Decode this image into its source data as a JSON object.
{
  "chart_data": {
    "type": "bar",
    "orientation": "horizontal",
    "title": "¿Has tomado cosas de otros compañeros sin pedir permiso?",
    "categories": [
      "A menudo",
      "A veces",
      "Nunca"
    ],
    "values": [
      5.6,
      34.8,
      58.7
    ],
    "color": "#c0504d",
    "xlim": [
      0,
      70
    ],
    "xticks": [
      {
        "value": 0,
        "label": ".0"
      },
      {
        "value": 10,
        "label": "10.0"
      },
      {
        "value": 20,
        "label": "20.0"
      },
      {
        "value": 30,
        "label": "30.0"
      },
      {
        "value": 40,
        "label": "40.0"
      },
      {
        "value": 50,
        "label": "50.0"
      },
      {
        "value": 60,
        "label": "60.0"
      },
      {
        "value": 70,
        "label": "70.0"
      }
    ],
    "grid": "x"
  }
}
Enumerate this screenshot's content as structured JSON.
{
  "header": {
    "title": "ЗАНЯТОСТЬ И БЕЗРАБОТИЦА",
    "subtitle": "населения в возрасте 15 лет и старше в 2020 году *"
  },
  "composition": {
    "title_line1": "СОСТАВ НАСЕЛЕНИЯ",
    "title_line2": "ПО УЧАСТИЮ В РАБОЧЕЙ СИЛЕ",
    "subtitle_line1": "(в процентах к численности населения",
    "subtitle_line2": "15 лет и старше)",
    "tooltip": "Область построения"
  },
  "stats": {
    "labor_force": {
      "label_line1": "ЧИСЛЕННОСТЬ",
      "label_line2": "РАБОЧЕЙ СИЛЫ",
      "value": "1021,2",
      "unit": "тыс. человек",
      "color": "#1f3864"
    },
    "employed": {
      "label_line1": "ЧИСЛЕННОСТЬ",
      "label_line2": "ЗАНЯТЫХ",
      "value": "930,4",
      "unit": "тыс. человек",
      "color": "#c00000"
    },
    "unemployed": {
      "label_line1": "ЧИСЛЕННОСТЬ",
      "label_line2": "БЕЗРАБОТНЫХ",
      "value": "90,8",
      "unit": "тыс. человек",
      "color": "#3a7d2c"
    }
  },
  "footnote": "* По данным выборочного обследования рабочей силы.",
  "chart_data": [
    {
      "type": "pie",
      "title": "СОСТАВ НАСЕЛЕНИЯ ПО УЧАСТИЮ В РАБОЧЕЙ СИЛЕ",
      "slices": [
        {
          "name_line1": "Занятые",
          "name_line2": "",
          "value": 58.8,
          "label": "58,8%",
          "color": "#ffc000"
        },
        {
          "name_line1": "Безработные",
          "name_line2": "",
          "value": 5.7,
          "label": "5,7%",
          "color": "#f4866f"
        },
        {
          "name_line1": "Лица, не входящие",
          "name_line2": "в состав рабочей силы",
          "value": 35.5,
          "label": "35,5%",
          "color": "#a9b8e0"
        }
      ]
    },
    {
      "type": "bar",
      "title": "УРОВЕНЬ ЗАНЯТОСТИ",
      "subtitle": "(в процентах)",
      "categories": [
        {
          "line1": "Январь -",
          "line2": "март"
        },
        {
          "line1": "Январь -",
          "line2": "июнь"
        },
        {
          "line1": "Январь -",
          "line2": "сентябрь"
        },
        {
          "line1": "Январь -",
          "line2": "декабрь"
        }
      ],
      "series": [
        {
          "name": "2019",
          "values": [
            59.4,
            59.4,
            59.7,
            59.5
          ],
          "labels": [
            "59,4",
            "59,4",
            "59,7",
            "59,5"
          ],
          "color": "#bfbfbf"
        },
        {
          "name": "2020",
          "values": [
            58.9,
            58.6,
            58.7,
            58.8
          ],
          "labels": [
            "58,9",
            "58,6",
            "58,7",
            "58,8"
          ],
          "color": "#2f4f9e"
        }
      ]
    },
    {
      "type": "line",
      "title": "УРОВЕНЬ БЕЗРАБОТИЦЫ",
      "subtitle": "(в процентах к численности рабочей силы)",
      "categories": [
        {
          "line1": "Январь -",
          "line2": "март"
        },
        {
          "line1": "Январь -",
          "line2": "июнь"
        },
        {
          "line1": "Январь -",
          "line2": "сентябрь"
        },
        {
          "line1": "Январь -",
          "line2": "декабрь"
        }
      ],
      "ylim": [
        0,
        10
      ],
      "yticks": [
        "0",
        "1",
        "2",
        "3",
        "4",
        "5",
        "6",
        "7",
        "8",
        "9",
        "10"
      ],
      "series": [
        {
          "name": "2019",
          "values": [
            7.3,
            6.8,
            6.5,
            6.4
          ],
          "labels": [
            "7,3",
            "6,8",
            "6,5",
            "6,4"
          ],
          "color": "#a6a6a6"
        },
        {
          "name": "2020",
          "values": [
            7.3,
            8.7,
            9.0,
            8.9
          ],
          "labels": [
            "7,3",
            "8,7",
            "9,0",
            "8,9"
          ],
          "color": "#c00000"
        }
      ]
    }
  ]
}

━━━━

__Problem to solve__
Your task is to output the full set of records exactly as presented.

__Exercise answer__
Decode this image into its source data as a JSON object.
{
  "chart_data": {
    "type": "bar",
    "orientation": "horizontal",
    "title": "¿Has tomado cosas de otros compañeros sin pedir permiso?",
    "categories": [
      "A menudo",
      "A veces",
      "Nunca"
    ],
    "values": [
      5.6,
      34.8,
      58.7
    ],
    "color": "#c0504d",
    "xlim": [
      0,
      70
    ],
    "xticks": [
      {
        "value": 0,
        "label": ".0"
      },
      {
        "value": 10,
        "label": "10.0"
      },
      {
        "value": 20,
        "label": "20.0"
      },
      {
        "value": 30,
        "label": "30.0"
      },
      {
        "value": 40,
        "label": "40.0"
      },
      {
        "value": 50,
        "label": "50.0"
      },
      {
        "value": 60,
        "label": "60.0"
      },
      {
        "value": 70,
        "label": "70.0"
      }
    ],
    "grid": "x"
  }
}
Enumerate this screenshot's content as structured JSON.
{
  "header": {
    "title": "ЗАНЯТОСТЬ И БЕЗРАБОТИЦА",
    "subtitle": "населения в возрасте 15 лет и старше в 2020 году *"
  },
  "composition": {
    "title_line1": "СОСТАВ НАСЕЛЕНИЯ",
    "title_line2": "ПО УЧАСТИЮ В РАБОЧЕЙ СИЛЕ",
    "subtitle_line1": "(в процентах к численности населения",
    "subtitle_line2": "15 лет и старше)",
    "tooltip": "Область построения"
  },
  "stats": {
    "labor_force": {
      "label_line1": "ЧИСЛЕННОСТЬ",
      "label_line2": "РАБОЧЕЙ СИЛЫ",
      "value": "1021,2",
      "unit": "тыс. человек",
      "color": "#1f3864"
    },
    "employed": {
      "label_line1": "ЧИСЛЕННОСТЬ",
      "label_line2": "ЗАНЯТЫХ",
      "value": "930,4",
      "unit": "тыс. человек",
      "color": "#c00000"
    },
    "unemployed": {
      "label_line1": "ЧИСЛЕННОСТЬ",
      "label_line2": "БЕЗРАБОТНЫХ",
      "value": "90,8",
      "unit": "тыс. человек",
      "color": "#3a7d2c"
    }
  },
  "footnote": "* По данным выборочного обследования рабочей силы.",
  "chart_data": [
    {
      "type": "pie",
      "title": "СОСТАВ НАСЕЛЕНИЯ ПО УЧАСТИЮ В РАБОЧЕЙ СИЛЕ",
      "slices": [
        {
          "name_line1": "Занятые",
          "name_line2": "",
          "value": 58.8,
          "label": "58,8%",
          "color": "#ffc000"
        },
        {
          "name_line1": "Безработные",
          "name_line2": "",
          "value": 5.7,
          "label": "5,7%",
          "color": "#f4866f"
        },
        {
          "name_line1": "Лица, не входящие",
          "name_line2": "в состав рабочей силы",
          "value": 35.5,
          "label": "35,5%",
          "color": "#a9b8e0"
        }
      ]
    },
    {
      "type": "bar",
      "title": "УРОВЕНЬ ЗАНЯТОСТИ",
      "subtitle": "(в процентах)",
      "categories": [
        {
          "line1": "Январь -",
          "line2": "март"
        },
        {
          "line1": "Январь -",
          "line2": "июнь"
        },
        {
          "line1": "Январь -",
          "line2": "сентябрь"
        },
        {
          "line1": "Январь -",
          "line2": "декабрь"
        }
      ],
      "series": [
        {
          "name": "2019",
          "values": [
            59.4,
            59.4,
            59.7,
            59.5
          ],
          "labels": [
            "59,4",
            "59,4",
            "59,7",
            "59,5"
          ],
          "color": "#bfbfbf"
        },
        {
          "name": "2020",
          "values": [
            58.9,
            58.6,
            58.7,
            58.8
          ],
          "labels": [
            "58,9",
            "58,6",
            "58,7",
            "58,8"
          ],
          "color": "#2f4f9e"
        }
      ]
    },
    {
      "type": "line",
      "title": "УРОВЕНЬ БЕЗРАБОТИЦЫ",
      "subtitle": "(в процентах к численности рабочей силы)",
      "categories": [
        {
          "line1": "Январь -",
          "line2": "март"
        },
        {
          "line1": "Январь -",
          "line2": "июнь"
        },
        {
          "line1": "Январь -",
          "line2": "сентябрь"
        },
        {
          "line1": "Январь -",
          "line2": "декабрь"
        }
      ],
      "ylim": [
        0,
        10
      ],
      "yticks": [
        "0",
        "1",
        "2",
        "3",
        "4",
        "5",
        "6",
        "7",
        "8",
        "9",
        "10"
      ],
      "series": [
        {
          "name": "2019",
          "values": [
            7.3,
            6.8,
            6.5,
            6.4
          ],
          "labels": [
            "7,3",
            "6,8",
            "6,5",
            "6,4"
          ],
          "color": "#a6a6a6"
        },
        {
          "name": "2020",
          "values": [
            7.3,
            8.7,
            9.0,
            8.9
          ],
          "labels": [
            "7,3",
            "8,7",
            "9,0",
            "8,9"
          ],
          "color": "#c00000"
        }
      ]
    }
  ]
}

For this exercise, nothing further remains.